───── Stored rows

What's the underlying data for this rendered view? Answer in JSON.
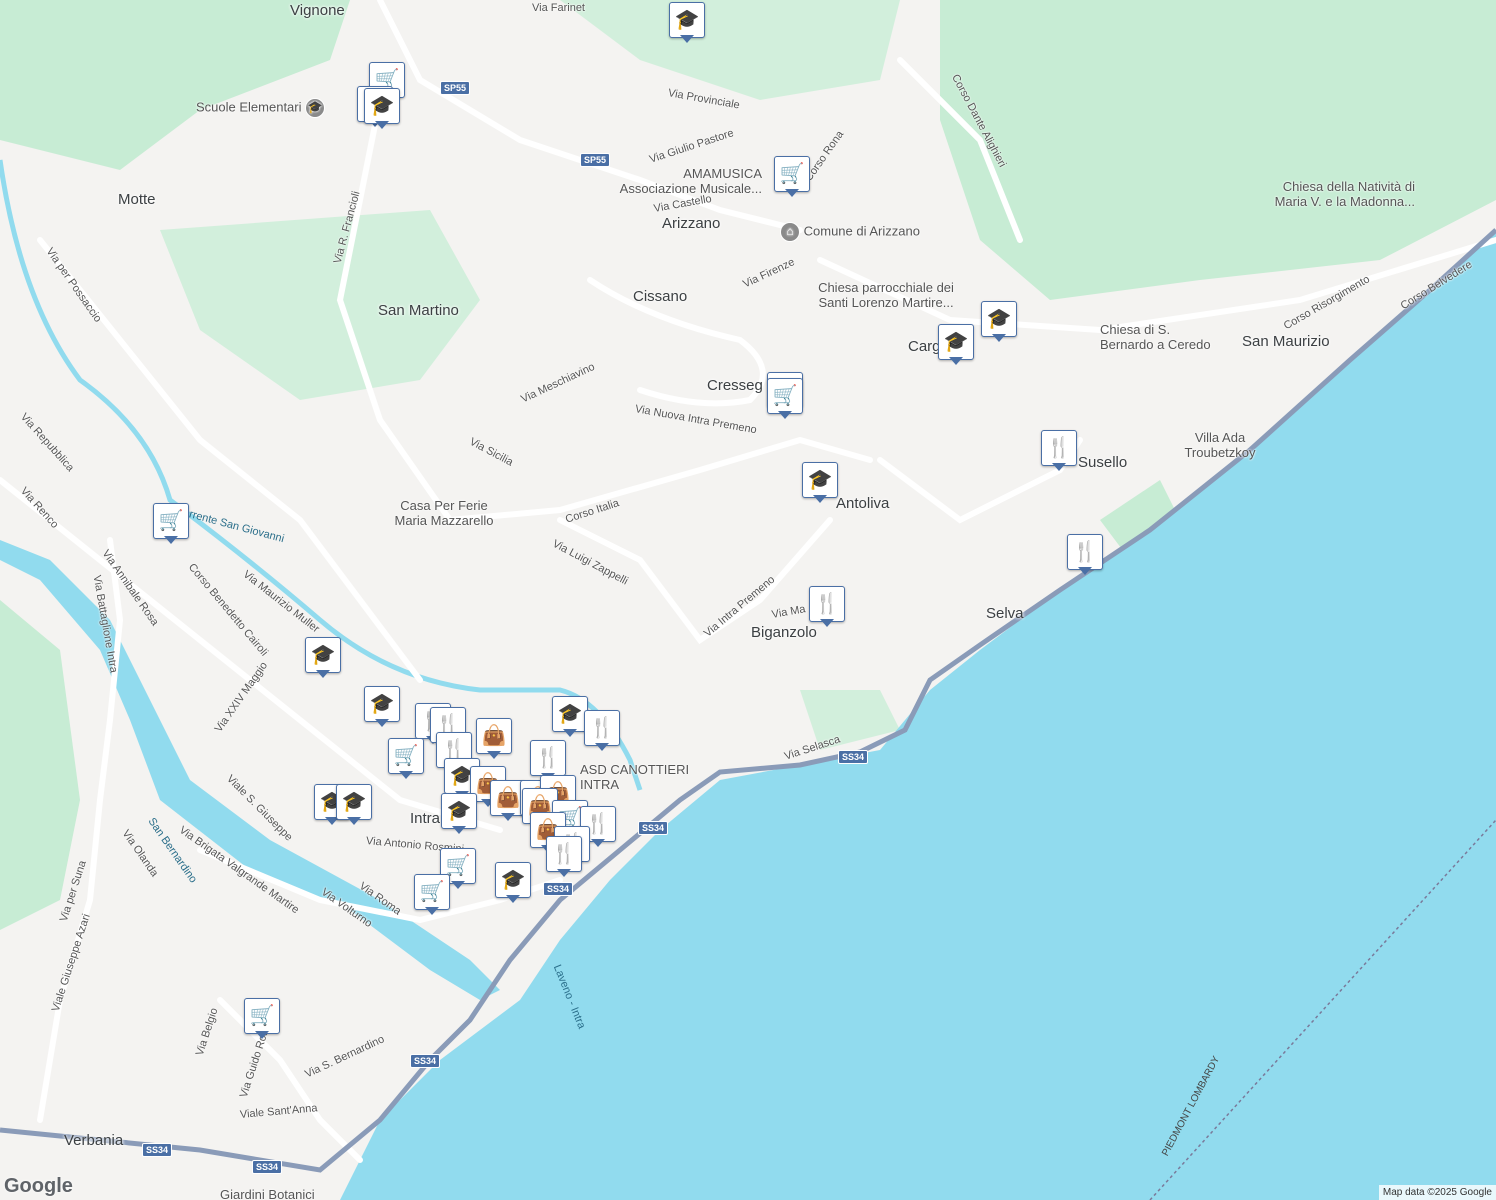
{
  "towns": [
    "Vignone",
    "Motte",
    "San Martino",
    "Arizzano",
    "Cissano",
    "Cresseg",
    "Antoliva",
    "Biganzolo",
    "Selva",
    "Susello",
    "San Maurizio",
    "Carg",
    "Intra",
    "Verbania"
  ],
  "streets": [
    "Via Farinet",
    "Via Provinciale",
    "Via Giulio Pastore",
    "Corso Rona",
    "Via Castello",
    "Corso Dante Alighieri",
    "Via R. Francioli",
    "Via per Possaccio",
    "Via Meschiavino",
    "Via Nuova Intra Premeno",
    "Via Sicilia",
    "Corso Italia",
    "Via Luigi Zappelli",
    "Via Repubblica",
    "Via Renco",
    "Via Annibale Rosa",
    "Corso Benedetto Cairoli",
    "Via Maurizio Muller",
    "Via Battaglione Intra",
    "Via XXIV Maggio",
    "Viale S. Giuseppe",
    "Via Intra Premeno",
    "Via Selasca",
    "Corso Risorgimento",
    "Corso Belvedere",
    "Via Firenze",
    "Via Brigata Valgrande Martire",
    "Via Olanda",
    "Via Antonio Rosmini",
    "Via Roma",
    "Via Volturno",
    "Via per Suna",
    "Viale Giuseppe Azari",
    "Via Belgio",
    "Via Guido Rossi",
    "Via S. Bernardino",
    "Viale Sant'Anna",
    "Via Ma"
  ],
  "pois": [
    "Scuole Elementari",
    "AMAMUSICA Associazione Musicale...",
    "Comune di Arizzano",
    "Chiesa parrocchiale dei Santi Lorenzo Martire...",
    "Chiesa di S. Bernardo a Ceredo",
    "Chiesa della Natività di Maria V. e la Madonna...",
    "Casa Per Ferie Maria Mazzarello",
    "Villa Ada Troubetzkoy",
    "ASD CANOTTIERI INTRA",
    "Giardini Botanici"
  ],
  "water": [
    "Torrente San Giovanni",
    "San Bernardino",
    "Laveno - Intra"
  ],
  "shields": [
    "SP55",
    "SS34"
  ],
  "border": "PIEDMONT LOMBARDY",
  "attribution": "Map data ©2025 Google",
  "logo": "Google",
  "colors": {
    "water": "#91dbee",
    "park": "#c7ecd4",
    "land": "#f4f3f1",
    "highway": "#8a9bb8",
    "marker": "#4a6fa5"
  },
  "marker_types": {
    "shop": "shopping-cart",
    "school": "graduation-cap",
    "food": "fork-knife",
    "bag": "shopping-bag"
  }
}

──────────

Task to carry out: Print all the records again exactly; do not include any picture.

Task result:
What's the underlying data for this rendered view? Answer in JSON.
{
  "towns": [
    "Vignone",
    "Motte",
    "San Martino",
    "Arizzano",
    "Cissano",
    "Cresseg",
    "Antoliva",
    "Biganzolo",
    "Selva",
    "Susello",
    "San Maurizio",
    "Carg",
    "Intra",
    "Verbania"
  ],
  "streets": [
    "Via Farinet",
    "Via Provinciale",
    "Via Giulio Pastore",
    "Corso Rona",
    "Via Castello",
    "Corso Dante Alighieri",
    "Via R. Francioli",
    "Via per Possaccio",
    "Via Meschiavino",
    "Via Nuova Intra Premeno",
    "Via Sicilia",
    "Corso Italia",
    "Via Luigi Zappelli",
    "Via Repubblica",
    "Via Renco",
    "Via Annibale Rosa",
    "Corso Benedetto Cairoli",
    "Via Maurizio Muller",
    "Via Battaglione Intra",
    "Via XXIV Maggio",
    "Viale S. Giuseppe",
    "Via Intra Premeno",
    "Via Selasca",
    "Corso Risorgimento",
    "Corso Belvedere",
    "Via Firenze",
    "Via Brigata Valgrande Martire",
    "Via Olanda",
    "Via Antonio Rosmini",
    "Via Roma",
    "Via Volturno",
    "Via per Suna",
    "Viale Giuseppe Azari",
    "Via Belgio",
    "Via Guido Rossi",
    "Via S. Bernardino",
    "Viale Sant'Anna",
    "Via Ma"
  ],
  "pois": [
    "Scuole Elementari",
    "AMAMUSICA Associazione Musicale...",
    "Comune di Arizzano",
    "Chiesa parrocchiale dei Santi Lorenzo Martire...",
    "Chiesa di S. Bernardo a Ceredo",
    "Chiesa della Natività di Maria V. e la Madonna...",
    "Casa Per Ferie Maria Mazzarello",
    "Villa Ada Troubetzkoy",
    "ASD CANOTTIERI INTRA",
    "Giardini Botanici"
  ],
  "water": [
    "Torrente San Giovanni",
    "San Bernardino",
    "Laveno - Intra"
  ],
  "shields": [
    "SP55",
    "SS34"
  ],
  "border": "PIEDMONT LOMBARDY",
  "attribution": "Map data ©2025 Google",
  "logo": "Google",
  "colors": {
    "water": "#91dbee",
    "park": "#c7ecd4",
    "land": "#f4f3f1",
    "highway": "#8a9bb8",
    "marker": "#4a6fa5"
  },
  "marker_types": {
    "shop": "shopping-cart",
    "school": "graduation-cap",
    "food": "fork-knife",
    "bag": "shopping-bag"
  }
}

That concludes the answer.